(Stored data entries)
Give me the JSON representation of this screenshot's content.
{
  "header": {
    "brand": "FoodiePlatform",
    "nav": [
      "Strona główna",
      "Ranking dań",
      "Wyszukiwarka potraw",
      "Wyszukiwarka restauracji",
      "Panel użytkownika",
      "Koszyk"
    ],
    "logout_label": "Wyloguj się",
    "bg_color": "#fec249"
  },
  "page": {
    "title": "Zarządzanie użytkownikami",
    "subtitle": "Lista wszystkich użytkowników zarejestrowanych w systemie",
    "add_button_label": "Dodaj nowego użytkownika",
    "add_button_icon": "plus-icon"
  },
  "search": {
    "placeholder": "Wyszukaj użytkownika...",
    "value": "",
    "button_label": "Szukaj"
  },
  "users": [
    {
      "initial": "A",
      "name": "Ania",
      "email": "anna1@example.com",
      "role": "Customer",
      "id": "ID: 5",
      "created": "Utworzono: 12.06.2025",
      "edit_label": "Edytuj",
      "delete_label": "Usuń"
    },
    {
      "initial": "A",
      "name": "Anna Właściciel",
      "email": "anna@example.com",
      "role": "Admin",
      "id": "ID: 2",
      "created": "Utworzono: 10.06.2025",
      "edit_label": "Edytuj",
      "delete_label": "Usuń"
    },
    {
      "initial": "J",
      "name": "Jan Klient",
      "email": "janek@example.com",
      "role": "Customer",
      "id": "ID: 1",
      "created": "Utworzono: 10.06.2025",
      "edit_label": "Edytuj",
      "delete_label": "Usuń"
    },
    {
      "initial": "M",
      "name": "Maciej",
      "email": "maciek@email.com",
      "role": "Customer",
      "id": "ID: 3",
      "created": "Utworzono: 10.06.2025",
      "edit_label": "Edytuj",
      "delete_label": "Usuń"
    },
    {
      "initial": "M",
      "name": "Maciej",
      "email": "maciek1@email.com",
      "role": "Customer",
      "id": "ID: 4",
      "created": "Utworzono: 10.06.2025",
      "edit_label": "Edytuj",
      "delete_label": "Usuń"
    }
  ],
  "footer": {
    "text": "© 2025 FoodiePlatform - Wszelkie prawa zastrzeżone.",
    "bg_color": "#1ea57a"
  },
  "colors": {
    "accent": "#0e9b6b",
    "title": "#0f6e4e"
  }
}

### What you need to do
Write all of the records out again exactly.

### Answer to the exercise
Give me the JSON representation of this screenshot's content.
{
  "header": {
    "brand": "FoodiePlatform",
    "nav": [
      "Strona główna",
      "Ranking dań",
      "Wyszukiwarka potraw",
      "Wyszukiwarka restauracji",
      "Panel użytkownika",
      "Koszyk"
    ],
    "logout_label": "Wyloguj się",
    "bg_color": "#fec249"
  },
  "page": {
    "title": "Zarządzanie użytkownikami",
    "subtitle": "Lista wszystkich użytkowników zarejestrowanych w systemie",
    "add_button_label": "Dodaj nowego użytkownika",
    "add_button_icon": "plus-icon"
  },
  "search": {
    "placeholder": "Wyszukaj użytkownika...",
    "value": "",
    "button_label": "Szukaj"
  },
  "users": [
    {
      "initial": "A",
      "name": "Ania",
      "email": "anna1@example.com",
      "role": "Customer",
      "id": "ID: 5",
      "created": "Utworzono: 12.06.2025",
      "edit_label": "Edytuj",
      "delete_label": "Usuń"
    },
    {
      "initial": "A",
      "name": "Anna Właściciel",
      "email": "anna@example.com",
      "role": "Admin",
      "id": "ID: 2",
      "created": "Utworzono: 10.06.2025",
      "edit_label": "Edytuj",
      "delete_label": "Usuń"
    },
    {
      "initial": "J",
      "name": "Jan Klient",
      "email": "janek@example.com",
      "role": "Customer",
      "id": "ID: 1",
      "created": "Utworzono: 10.06.2025",
      "edit_label": "Edytuj",
      "delete_label": "Usuń"
    },
    {
      "initial": "M",
      "name": "Maciej",
      "email": "maciek@email.com",
      "role": "Customer",
      "id": "ID: 3",
      "created": "Utworzono: 10.06.2025",
      "edit_label": "Edytuj",
      "delete_label": "Usuń"
    },
    {
      "initial": "M",
      "name": "Maciej",
      "email": "maciek1@email.com",
      "role": "Customer",
      "id": "ID: 4",
      "created": "Utworzono: 10.06.2025",
      "edit_label": "Edytuj",
      "delete_label": "Usuń"
    }
  ],
  "footer": {
    "text": "© 2025 FoodiePlatform - Wszelkie prawa zastrzeżone.",
    "bg_color": "#1ea57a"
  },
  "colors": {
    "accent": "#0e9b6b",
    "title": "#0f6e4e"
  }
}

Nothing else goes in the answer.